=== WRITTEN PROBLEM ===
Each entry here needs to be set down again exactly, please; pictures are left out.

=== DATA TO PROCESS ===
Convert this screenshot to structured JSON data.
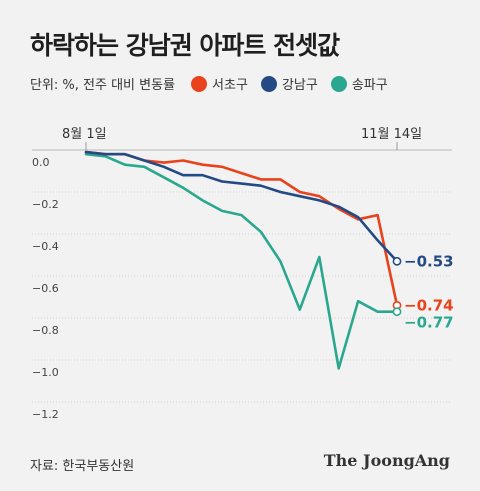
{
  "title": "하락하는 강남권 아파트 전셋값",
  "unit_label": "단위: %, 전주 대비 변동률",
  "source": "자료: 한국부동산원",
  "brand": "The JoongAng",
  "colors": {
    "seocho": "#e8431c",
    "gangnam": "#244a86",
    "songpa": "#2aa78f",
    "grid": "#d3d3d3",
    "text": "#333333"
  },
  "chart_data": {
    "type": "line",
    "x_start_label": "8월 1일",
    "x_end_label": "11월 14일",
    "ylim": [
      -1.2,
      0.0
    ],
    "yticks": [
      0.0,
      -0.2,
      -0.4,
      -0.6,
      -0.8,
      -1.0,
      -1.2
    ],
    "ytick_labels": [
      "0.0",
      "−0.2",
      "−0.4",
      "−0.6",
      "−0.8",
      "−1.0",
      "−1.2"
    ],
    "grid": true,
    "legend": "top",
    "series": [
      {
        "key": "seocho",
        "name": "서초구",
        "color": "#e8431c",
        "end_label": "−0.74",
        "values": [
          -0.01,
          -0.02,
          -0.02,
          -0.05,
          -0.06,
          -0.05,
          -0.07,
          -0.08,
          -0.11,
          -0.14,
          -0.14,
          -0.2,
          -0.22,
          -0.28,
          -0.33,
          -0.31,
          -0.74
        ]
      },
      {
        "key": "gangnam",
        "name": "강남구",
        "color": "#244a86",
        "end_label": "−0.53",
        "values": [
          -0.01,
          -0.02,
          -0.02,
          -0.05,
          -0.08,
          -0.12,
          -0.12,
          -0.15,
          -0.16,
          -0.17,
          -0.2,
          -0.22,
          -0.24,
          -0.27,
          -0.32,
          -0.43,
          -0.53
        ]
      },
      {
        "key": "songpa",
        "name": "송파구",
        "color": "#2aa78f",
        "end_label": "−0.77",
        "values": [
          -0.02,
          -0.03,
          -0.07,
          -0.08,
          -0.13,
          -0.18,
          -0.24,
          -0.29,
          -0.31,
          -0.39,
          -0.53,
          -0.76,
          -0.51,
          -1.04,
          -0.72,
          -0.77,
          -0.77
        ]
      }
    ]
  }
}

=== TASK SOLUTION ===
Convert this screenshot to structured JSON data.
{
  "title": "하락하는 강남권 아파트 전셋값",
  "unit_label": "단위: %, 전주 대비 변동률",
  "source": "자료: 한국부동산원",
  "brand": "The JoongAng",
  "colors": {
    "seocho": "#e8431c",
    "gangnam": "#244a86",
    "songpa": "#2aa78f",
    "grid": "#d3d3d3",
    "text": "#333333"
  },
  "chart_data": {
    "type": "line",
    "x_start_label": "8월 1일",
    "x_end_label": "11월 14일",
    "ylim": [
      -1.2,
      0.0
    ],
    "yticks": [
      0.0,
      -0.2,
      -0.4,
      -0.6,
      -0.8,
      -1.0,
      -1.2
    ],
    "ytick_labels": [
      "0.0",
      "−0.2",
      "−0.4",
      "−0.6",
      "−0.8",
      "−1.0",
      "−1.2"
    ],
    "grid": true,
    "legend": "top",
    "series": [
      {
        "key": "seocho",
        "name": "서초구",
        "color": "#e8431c",
        "end_label": "−0.74",
        "values": [
          -0.01,
          -0.02,
          -0.02,
          -0.05,
          -0.06,
          -0.05,
          -0.07,
          -0.08,
          -0.11,
          -0.14,
          -0.14,
          -0.2,
          -0.22,
          -0.28,
          -0.33,
          -0.31,
          -0.74
        ]
      },
      {
        "key": "gangnam",
        "name": "강남구",
        "color": "#244a86",
        "end_label": "−0.53",
        "values": [
          -0.01,
          -0.02,
          -0.02,
          -0.05,
          -0.08,
          -0.12,
          -0.12,
          -0.15,
          -0.16,
          -0.17,
          -0.2,
          -0.22,
          -0.24,
          -0.27,
          -0.32,
          -0.43,
          -0.53
        ]
      },
      {
        "key": "songpa",
        "name": "송파구",
        "color": "#2aa78f",
        "end_label": "−0.77",
        "values": [
          -0.02,
          -0.03,
          -0.07,
          -0.08,
          -0.13,
          -0.18,
          -0.24,
          -0.29,
          -0.31,
          -0.39,
          -0.53,
          -0.76,
          -0.51,
          -1.04,
          -0.72,
          -0.77,
          -0.77
        ]
      }
    ]
  }
}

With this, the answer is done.